[Dataset excerpts]

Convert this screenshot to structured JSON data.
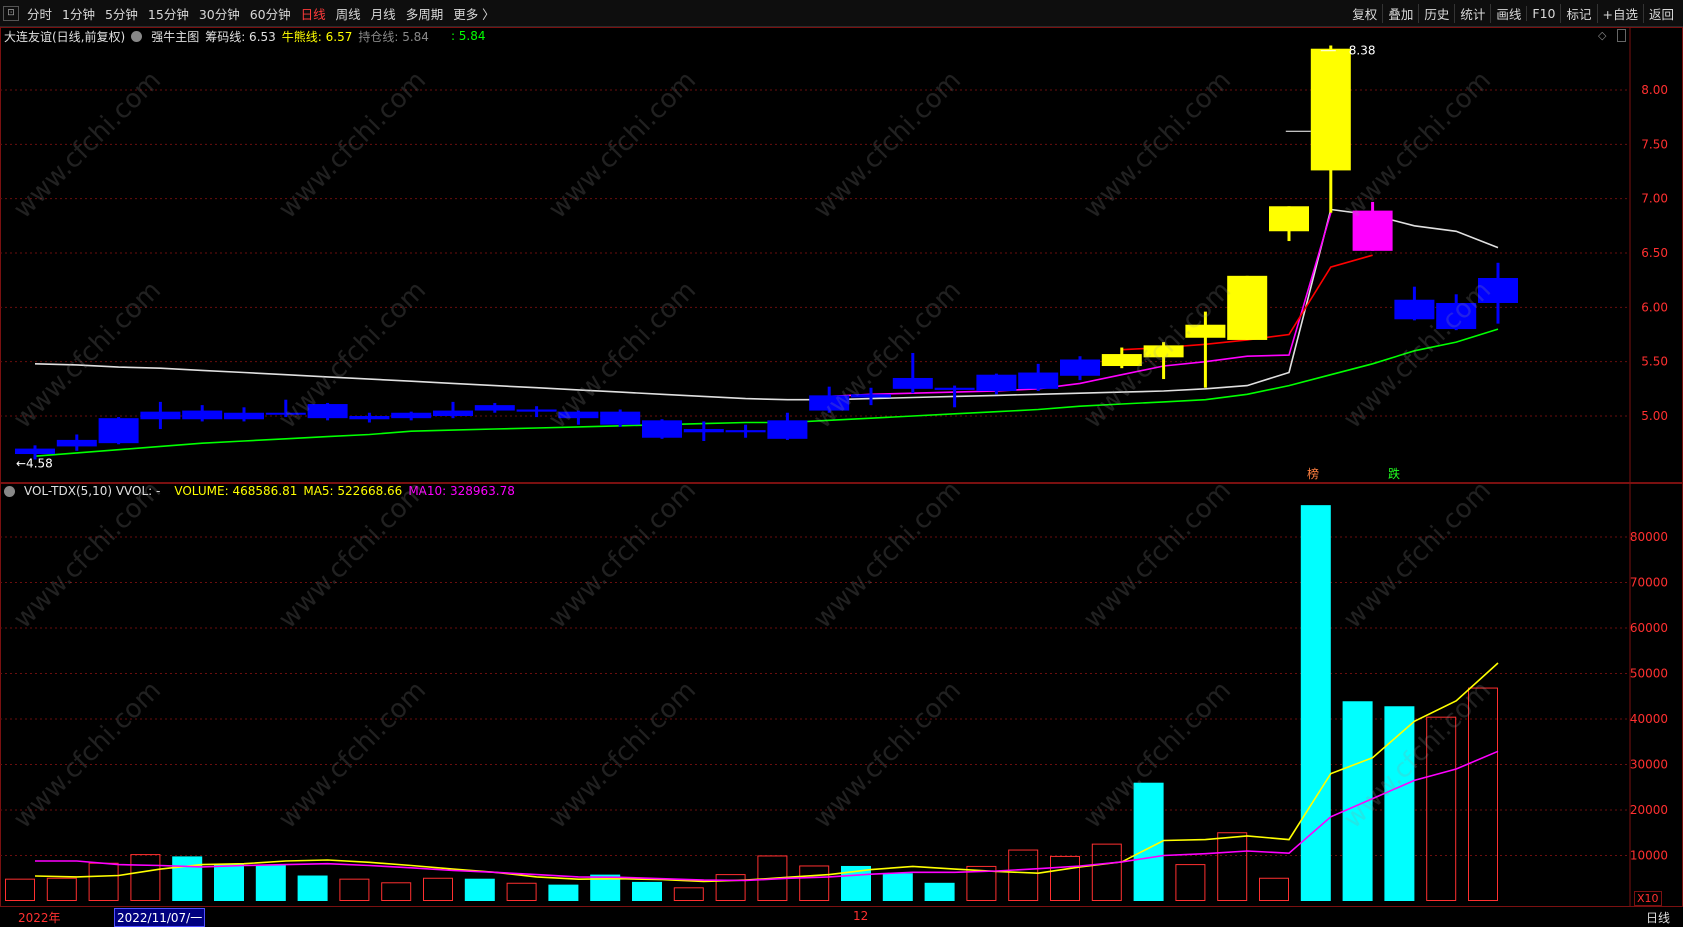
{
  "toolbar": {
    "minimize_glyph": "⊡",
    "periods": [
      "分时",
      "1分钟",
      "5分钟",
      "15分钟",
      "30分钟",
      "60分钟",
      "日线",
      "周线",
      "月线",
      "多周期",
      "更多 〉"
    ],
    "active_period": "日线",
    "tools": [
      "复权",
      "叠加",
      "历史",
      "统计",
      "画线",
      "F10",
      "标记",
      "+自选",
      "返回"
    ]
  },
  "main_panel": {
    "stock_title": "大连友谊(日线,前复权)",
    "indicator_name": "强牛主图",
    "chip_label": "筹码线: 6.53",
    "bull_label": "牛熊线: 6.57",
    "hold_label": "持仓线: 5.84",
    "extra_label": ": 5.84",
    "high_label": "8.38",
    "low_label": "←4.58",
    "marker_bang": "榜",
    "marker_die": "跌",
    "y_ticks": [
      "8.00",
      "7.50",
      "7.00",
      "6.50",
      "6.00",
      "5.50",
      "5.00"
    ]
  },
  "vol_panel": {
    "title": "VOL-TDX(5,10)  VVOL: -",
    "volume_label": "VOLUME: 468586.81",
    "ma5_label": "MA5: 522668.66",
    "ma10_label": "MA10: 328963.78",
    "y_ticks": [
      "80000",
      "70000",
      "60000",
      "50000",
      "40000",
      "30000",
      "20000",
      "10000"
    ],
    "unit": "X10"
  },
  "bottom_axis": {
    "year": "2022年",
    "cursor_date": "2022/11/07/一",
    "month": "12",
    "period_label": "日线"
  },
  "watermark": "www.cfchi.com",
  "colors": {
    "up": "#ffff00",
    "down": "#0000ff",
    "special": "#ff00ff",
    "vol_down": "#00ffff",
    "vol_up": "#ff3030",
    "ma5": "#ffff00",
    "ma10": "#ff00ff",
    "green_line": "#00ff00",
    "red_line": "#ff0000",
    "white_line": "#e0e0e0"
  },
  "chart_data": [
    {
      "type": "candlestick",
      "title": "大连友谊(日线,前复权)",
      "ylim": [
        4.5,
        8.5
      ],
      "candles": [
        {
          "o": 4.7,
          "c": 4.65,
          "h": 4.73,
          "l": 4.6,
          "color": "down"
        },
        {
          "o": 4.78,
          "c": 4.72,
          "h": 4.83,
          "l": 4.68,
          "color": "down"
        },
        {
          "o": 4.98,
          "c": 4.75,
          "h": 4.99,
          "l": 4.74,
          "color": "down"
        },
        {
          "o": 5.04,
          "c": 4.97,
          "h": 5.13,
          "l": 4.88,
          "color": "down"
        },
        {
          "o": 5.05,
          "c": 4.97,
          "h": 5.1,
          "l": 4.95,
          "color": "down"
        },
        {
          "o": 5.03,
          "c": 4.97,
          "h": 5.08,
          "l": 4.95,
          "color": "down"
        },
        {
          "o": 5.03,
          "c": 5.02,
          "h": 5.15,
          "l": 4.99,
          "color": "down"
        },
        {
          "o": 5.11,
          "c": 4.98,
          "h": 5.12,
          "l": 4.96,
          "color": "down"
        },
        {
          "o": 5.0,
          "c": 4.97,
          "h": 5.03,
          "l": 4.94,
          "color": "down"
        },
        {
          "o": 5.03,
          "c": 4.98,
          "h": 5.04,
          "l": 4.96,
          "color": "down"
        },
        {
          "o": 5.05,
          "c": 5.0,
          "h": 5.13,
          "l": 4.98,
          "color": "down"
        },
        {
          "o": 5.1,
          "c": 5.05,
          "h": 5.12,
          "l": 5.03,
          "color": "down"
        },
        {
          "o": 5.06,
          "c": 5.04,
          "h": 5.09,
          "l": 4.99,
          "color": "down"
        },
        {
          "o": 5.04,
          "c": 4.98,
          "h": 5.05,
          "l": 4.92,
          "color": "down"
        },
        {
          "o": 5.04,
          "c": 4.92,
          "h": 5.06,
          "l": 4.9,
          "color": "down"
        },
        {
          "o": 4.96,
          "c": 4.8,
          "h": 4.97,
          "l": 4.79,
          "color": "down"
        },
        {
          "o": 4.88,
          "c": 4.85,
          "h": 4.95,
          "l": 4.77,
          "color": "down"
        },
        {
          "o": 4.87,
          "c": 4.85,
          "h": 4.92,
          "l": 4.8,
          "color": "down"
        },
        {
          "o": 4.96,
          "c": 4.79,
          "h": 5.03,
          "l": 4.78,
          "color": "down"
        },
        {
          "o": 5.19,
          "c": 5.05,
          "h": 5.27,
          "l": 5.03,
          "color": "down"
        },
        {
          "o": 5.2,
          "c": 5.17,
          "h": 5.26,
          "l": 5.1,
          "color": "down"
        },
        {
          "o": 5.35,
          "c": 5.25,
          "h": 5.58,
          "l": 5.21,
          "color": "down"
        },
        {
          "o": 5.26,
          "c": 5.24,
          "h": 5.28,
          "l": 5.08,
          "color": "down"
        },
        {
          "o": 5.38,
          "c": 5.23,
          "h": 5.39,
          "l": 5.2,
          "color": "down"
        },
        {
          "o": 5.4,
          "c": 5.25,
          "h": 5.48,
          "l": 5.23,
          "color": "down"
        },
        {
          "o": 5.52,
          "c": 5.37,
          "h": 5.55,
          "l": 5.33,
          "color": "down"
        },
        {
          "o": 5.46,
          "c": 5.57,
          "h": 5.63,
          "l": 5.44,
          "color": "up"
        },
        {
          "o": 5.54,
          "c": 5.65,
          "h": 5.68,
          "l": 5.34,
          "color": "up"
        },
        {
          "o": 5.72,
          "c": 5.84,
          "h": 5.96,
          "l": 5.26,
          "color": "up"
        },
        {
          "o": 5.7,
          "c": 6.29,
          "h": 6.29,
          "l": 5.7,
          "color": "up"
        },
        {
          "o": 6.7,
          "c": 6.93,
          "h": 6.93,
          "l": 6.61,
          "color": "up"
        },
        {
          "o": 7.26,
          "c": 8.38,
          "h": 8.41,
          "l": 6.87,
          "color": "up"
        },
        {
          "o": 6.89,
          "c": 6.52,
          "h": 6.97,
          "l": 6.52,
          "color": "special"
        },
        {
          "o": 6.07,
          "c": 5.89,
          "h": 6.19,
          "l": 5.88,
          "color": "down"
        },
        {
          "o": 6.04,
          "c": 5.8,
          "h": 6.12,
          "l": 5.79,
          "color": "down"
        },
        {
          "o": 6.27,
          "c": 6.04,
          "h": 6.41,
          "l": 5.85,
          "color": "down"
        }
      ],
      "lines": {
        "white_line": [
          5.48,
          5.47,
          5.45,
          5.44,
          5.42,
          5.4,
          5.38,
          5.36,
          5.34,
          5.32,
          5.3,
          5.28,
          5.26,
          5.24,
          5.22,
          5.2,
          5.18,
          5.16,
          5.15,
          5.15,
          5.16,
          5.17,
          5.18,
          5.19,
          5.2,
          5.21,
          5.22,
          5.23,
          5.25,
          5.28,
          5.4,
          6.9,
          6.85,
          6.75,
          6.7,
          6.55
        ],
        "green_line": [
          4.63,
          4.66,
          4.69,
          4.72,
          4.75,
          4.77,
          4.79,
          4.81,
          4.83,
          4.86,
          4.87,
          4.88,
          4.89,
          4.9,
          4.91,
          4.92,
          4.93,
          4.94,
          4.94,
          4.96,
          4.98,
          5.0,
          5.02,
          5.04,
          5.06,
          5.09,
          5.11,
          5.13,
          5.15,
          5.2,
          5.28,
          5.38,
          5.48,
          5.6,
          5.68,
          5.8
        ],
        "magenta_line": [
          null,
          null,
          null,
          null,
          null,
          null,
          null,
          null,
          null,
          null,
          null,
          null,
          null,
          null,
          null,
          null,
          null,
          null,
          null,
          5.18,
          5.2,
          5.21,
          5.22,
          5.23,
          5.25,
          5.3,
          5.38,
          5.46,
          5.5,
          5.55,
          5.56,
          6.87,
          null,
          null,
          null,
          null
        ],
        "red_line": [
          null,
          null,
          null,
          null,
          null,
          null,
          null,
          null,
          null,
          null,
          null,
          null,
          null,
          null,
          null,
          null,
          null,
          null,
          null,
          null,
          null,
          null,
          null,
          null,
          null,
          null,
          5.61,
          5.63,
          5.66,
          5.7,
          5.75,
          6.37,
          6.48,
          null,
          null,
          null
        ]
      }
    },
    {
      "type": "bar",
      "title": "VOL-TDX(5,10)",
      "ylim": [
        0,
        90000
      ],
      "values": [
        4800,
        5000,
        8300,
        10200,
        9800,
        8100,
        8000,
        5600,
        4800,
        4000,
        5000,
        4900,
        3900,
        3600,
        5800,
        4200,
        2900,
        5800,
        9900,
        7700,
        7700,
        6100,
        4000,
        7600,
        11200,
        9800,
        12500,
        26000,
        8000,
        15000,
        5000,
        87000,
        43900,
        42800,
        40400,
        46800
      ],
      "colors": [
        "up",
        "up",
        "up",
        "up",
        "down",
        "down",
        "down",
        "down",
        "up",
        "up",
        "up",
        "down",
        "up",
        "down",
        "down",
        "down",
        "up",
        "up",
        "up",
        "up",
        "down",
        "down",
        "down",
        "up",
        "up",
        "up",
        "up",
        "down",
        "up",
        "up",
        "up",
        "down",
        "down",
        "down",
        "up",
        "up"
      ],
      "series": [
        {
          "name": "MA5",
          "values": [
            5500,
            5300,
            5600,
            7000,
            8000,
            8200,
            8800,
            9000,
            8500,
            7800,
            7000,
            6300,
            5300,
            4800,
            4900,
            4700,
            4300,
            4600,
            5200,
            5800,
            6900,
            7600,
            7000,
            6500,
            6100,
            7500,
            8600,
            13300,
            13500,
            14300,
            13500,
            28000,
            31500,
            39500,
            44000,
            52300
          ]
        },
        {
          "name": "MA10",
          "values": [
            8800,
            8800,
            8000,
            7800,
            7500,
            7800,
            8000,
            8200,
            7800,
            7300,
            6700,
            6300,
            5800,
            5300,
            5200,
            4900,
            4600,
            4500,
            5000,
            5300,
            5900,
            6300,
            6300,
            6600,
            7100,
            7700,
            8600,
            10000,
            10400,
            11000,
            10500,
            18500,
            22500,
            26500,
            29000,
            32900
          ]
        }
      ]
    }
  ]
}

...

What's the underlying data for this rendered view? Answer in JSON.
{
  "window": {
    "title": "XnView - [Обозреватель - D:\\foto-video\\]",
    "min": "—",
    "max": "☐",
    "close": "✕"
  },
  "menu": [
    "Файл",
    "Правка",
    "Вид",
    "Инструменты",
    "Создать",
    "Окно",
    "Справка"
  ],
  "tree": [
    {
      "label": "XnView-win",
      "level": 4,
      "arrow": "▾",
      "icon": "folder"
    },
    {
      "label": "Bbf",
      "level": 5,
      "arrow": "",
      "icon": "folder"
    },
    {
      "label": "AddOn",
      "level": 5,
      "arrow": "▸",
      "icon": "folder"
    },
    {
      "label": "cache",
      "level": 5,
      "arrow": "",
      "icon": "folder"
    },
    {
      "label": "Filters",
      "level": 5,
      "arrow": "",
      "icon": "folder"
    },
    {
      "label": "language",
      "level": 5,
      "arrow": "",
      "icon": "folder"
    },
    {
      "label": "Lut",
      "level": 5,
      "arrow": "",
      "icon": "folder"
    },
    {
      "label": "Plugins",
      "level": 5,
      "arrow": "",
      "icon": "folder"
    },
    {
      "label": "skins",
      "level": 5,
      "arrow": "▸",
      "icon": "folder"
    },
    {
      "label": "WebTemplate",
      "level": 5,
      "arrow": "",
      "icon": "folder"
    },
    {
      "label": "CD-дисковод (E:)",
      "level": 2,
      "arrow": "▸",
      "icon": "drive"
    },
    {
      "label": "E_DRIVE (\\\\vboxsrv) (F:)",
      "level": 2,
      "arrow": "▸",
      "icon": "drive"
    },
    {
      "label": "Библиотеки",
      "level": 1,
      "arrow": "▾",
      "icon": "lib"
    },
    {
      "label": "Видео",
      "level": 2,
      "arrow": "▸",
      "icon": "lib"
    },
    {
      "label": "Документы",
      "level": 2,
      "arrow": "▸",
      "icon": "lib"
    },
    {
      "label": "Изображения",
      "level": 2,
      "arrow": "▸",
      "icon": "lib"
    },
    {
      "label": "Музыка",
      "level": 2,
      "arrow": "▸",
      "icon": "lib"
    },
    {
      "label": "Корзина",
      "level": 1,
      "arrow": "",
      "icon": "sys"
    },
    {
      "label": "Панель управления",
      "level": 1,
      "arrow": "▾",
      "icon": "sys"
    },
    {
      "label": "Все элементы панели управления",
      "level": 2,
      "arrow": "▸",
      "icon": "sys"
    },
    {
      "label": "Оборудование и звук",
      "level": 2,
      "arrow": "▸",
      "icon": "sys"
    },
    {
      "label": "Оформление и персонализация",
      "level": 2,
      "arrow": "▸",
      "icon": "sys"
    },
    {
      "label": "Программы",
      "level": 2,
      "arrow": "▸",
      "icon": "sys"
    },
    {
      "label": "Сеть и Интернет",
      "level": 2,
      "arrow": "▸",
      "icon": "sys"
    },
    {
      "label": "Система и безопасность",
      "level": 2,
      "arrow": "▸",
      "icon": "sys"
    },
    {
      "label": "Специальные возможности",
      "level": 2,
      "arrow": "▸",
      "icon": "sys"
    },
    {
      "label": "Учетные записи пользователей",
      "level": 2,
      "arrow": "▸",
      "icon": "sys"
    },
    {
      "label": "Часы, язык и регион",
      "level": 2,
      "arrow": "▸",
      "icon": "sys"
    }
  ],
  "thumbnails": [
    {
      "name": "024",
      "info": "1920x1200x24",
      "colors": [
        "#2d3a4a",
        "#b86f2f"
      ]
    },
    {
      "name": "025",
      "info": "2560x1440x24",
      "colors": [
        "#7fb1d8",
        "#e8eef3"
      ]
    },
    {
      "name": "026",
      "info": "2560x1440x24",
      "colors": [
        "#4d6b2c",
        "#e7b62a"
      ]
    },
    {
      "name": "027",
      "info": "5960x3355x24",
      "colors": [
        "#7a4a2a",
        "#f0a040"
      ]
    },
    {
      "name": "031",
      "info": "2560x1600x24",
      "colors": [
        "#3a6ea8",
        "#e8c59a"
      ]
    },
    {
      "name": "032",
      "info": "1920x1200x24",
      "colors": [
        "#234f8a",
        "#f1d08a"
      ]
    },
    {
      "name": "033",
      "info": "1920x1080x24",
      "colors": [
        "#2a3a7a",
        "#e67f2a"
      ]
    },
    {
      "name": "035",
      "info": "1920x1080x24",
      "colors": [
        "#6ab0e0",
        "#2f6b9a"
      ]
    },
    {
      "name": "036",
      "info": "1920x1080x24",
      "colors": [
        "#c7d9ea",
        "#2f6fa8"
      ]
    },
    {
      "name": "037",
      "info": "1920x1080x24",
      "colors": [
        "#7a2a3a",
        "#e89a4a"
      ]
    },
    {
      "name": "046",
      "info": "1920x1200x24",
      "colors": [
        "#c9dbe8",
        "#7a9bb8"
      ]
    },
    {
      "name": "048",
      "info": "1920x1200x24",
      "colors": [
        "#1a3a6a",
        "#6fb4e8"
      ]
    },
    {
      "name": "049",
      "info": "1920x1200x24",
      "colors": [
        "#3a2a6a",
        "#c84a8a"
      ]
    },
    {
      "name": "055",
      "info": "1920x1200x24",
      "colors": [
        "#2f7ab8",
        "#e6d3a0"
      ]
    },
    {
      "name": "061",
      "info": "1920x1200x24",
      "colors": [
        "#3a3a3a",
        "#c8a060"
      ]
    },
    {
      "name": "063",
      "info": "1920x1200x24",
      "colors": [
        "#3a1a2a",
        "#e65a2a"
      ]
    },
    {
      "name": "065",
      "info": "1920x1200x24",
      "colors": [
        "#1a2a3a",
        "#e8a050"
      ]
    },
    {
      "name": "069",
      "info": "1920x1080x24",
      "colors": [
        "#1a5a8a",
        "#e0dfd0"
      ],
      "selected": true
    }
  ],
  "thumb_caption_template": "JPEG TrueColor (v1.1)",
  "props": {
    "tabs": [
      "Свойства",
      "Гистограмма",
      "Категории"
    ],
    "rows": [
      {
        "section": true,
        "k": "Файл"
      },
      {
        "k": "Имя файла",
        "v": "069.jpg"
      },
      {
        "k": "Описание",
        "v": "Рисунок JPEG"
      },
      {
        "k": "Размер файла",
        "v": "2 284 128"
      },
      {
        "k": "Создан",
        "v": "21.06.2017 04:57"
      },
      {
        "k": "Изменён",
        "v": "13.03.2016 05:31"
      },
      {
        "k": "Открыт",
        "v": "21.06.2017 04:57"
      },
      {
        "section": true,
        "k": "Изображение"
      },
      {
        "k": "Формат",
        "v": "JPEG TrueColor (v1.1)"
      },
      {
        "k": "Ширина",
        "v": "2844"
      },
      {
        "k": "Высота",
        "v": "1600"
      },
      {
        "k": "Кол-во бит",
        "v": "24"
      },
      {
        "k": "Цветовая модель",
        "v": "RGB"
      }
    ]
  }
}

WHAT YOU SHOULD DO: Pick out the lines above that hold the string "大连友谊" and show them.

EXERCISE RESULT:
    "stock_title": "大连友谊(日线,前复权)",
      "title": "大连友谊(日线,前复权)",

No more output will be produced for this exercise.